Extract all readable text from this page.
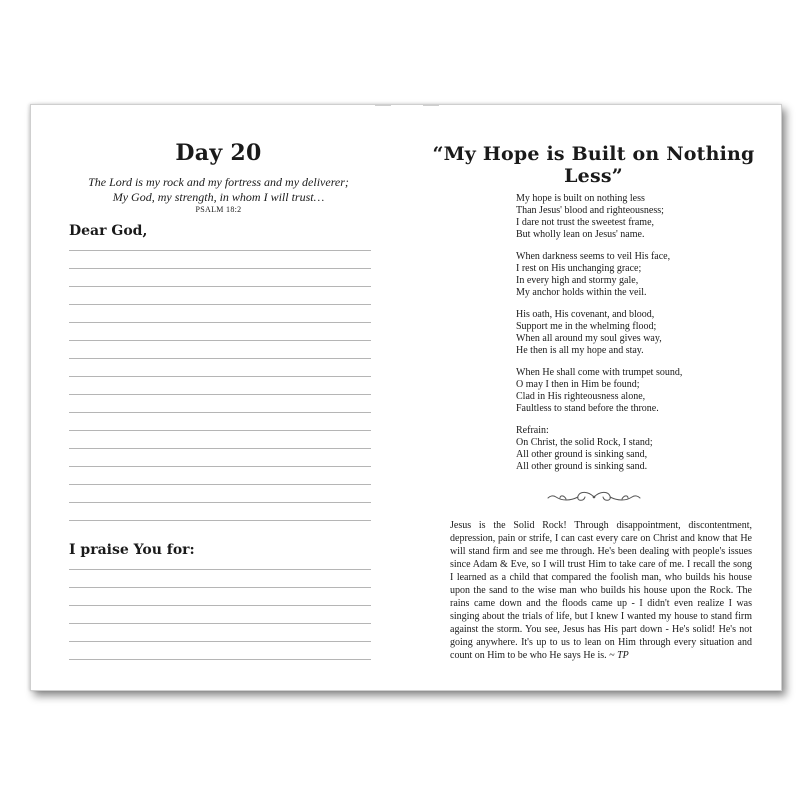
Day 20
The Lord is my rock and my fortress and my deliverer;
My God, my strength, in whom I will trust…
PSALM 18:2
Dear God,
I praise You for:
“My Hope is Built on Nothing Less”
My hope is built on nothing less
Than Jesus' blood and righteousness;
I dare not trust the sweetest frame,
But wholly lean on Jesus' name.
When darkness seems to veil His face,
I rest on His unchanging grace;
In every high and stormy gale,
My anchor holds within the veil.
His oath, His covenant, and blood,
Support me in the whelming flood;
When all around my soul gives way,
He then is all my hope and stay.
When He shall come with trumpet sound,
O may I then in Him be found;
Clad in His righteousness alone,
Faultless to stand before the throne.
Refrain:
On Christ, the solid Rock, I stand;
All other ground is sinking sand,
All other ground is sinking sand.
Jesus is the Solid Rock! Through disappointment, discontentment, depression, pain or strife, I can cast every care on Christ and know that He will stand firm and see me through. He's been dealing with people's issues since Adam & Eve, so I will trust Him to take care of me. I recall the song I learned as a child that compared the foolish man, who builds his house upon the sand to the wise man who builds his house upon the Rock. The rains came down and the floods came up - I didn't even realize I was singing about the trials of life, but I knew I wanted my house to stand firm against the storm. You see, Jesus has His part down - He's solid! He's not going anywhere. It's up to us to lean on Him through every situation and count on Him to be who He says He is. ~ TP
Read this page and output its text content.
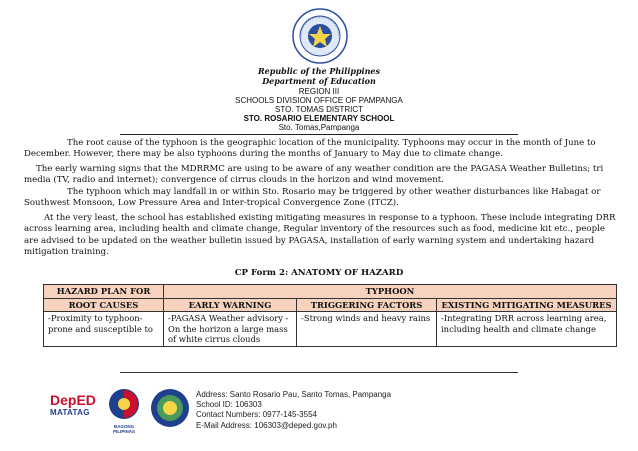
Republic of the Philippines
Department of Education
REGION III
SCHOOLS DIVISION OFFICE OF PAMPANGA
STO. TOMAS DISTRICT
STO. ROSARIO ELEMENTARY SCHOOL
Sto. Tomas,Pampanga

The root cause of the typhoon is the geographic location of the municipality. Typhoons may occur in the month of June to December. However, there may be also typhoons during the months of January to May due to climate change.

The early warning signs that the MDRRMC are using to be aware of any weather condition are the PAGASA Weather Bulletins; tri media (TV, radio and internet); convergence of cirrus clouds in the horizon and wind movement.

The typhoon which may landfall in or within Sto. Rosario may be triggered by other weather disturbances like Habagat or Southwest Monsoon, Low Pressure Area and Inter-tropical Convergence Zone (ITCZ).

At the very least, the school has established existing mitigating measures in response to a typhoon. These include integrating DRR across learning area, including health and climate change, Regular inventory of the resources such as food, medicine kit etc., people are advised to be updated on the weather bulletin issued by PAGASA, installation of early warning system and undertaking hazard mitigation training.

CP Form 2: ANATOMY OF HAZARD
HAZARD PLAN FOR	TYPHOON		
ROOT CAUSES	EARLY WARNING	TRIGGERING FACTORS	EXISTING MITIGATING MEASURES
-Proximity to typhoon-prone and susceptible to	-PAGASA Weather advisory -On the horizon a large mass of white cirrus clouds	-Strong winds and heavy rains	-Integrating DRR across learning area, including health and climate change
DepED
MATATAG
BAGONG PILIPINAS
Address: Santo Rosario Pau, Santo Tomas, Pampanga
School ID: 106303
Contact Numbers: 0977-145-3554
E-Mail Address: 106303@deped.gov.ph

# Task statement
Reproduce the whole listing exactly, but not the images in it.

# The solution
Extract all readable text from this page.
Day 20
The Lord is my rock and my fortress and my deliverer;
My God, my strength, in whom I will trust…
PSALM 18:2
Dear God,
I praise You for:
“My Hope is Built on Nothing Less”
My hope is built on nothing less
Than Jesus' blood and righteousness;
I dare not trust the sweetest frame,
But wholly lean on Jesus' name.
When darkness seems to veil His face,
I rest on His unchanging grace;
In every high and stormy gale,
My anchor holds within the veil.
His oath, His covenant, and blood,
Support me in the whelming flood;
When all around my soul gives way,
He then is all my hope and stay.
When He shall come with trumpet sound,
O may I then in Him be found;
Clad in His righteousness alone,
Faultless to stand before the throne.
Refrain:
On Christ, the solid Rock, I stand;
All other ground is sinking sand,
All other ground is sinking sand.
Jesus is the Solid Rock! Through disappointment, discontentment, depression, pain or strife, I can cast every care on Christ and know that He will stand firm and see me through. He's been dealing with people's issues since Adam & Eve, so I will trust Him to take care of me. I recall the song I learned as a child that compared the foolish man, who builds his house upon the sand to the wise man who builds his house upon the Rock. The rains came down and the floods came up - I didn't even realize I was singing about the trials of life, but I knew I wanted my house to stand firm against the storm. You see, Jesus has His part down - He's solid! He's not going anywhere. It's up to us to lean on Him through every situation and count on Him to be who He says He is. ~ TP
Read this page and output its text content.
Republic of the Philippines
Department of Education
REGION III
SCHOOLS DIVISION OFFICE OF PAMPANGA
STO. TOMAS DISTRICT
STO. ROSARIO ELEMENTARY SCHOOL
Sto. Tomas,Pampanga

The root cause of the typhoon is the geographic location of the municipality. Typhoons may occur in the month of June to December. However, there may be also typhoons during the months of January to May due to climate change.

The early warning signs that the MDRRMC are using to be aware of any weather condition are the PAGASA Weather Bulletins; tri media (TV, radio and internet); convergence of cirrus clouds in the horizon and wind movement.

The typhoon which may landfall in or within Sto. Rosario may be triggered by other weather disturbances like Habagat or Southwest Monsoon, Low Pressure Area and Inter-tropical Convergence Zone (ITCZ).

At the very least, the school has established existing mitigating measures in response to a typhoon. These include integrating DRR across learning area, including health and climate change, Regular inventory of the resources such as food, medicine kit etc., people are advised to be updated on the weather bulletin issued by PAGASA, installation of early warning system and undertaking hazard mitigation training.

CP Form 2: ANATOMY OF HAZARD
HAZARD PLAN FOR	TYPHOON		
ROOT CAUSES	EARLY WARNING	TRIGGERING FACTORS	EXISTING MITIGATING MEASURES
-Proximity to typhoon-prone and susceptible to	-PAGASA Weather advisory -On the horizon a large mass of white cirrus clouds	-Strong winds and heavy rains	-Integrating DRR across learning area, including health and climate change
DepED
MATATAG
BAGONG PILIPINAS
Address: Santo Rosario Pau, Santo Tomas, Pampanga
School ID: 106303
Contact Numbers: 0977-145-3554
E-Mail Address: 106303@deped.gov.ph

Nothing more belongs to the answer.